*JOB*.
Repeat all of the material exactly as given.

*TASK INPUT*.
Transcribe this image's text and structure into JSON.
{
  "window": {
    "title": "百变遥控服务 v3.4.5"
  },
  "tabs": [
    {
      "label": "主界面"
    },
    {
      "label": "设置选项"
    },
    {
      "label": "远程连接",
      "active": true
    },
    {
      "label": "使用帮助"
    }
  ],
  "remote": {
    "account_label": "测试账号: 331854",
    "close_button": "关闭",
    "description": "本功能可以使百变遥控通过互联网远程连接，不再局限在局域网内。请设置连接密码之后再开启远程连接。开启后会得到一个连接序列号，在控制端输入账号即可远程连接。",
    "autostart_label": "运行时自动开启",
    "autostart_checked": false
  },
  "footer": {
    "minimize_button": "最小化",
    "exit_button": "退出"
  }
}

*PROBLEM SOLUTION*.
Transcribe this image's text and structure into JSON.
{
  "window": {
    "title": "百变遥控服务 v3.4.5"
  },
  "tabs": [
    {
      "label": "主界面"
    },
    {
      "label": "设置选项"
    },
    {
      "label": "远程连接",
      "active": true
    },
    {
      "label": "使用帮助"
    }
  ],
  "remote": {
    "account_label": "测试账号: 331854",
    "close_button": "关闭",
    "description": "本功能可以使百变遥控通过互联网远程连接，不再局限在局域网内。请设置连接密码之后再开启远程连接。开启后会得到一个连接序列号，在控制端输入账号即可远程连接。",
    "autostart_label": "运行时自动开启",
    "autostart_checked": false
  },
  "footer": {
    "minimize_button": "最小化",
    "exit_button": "退出"
  }
}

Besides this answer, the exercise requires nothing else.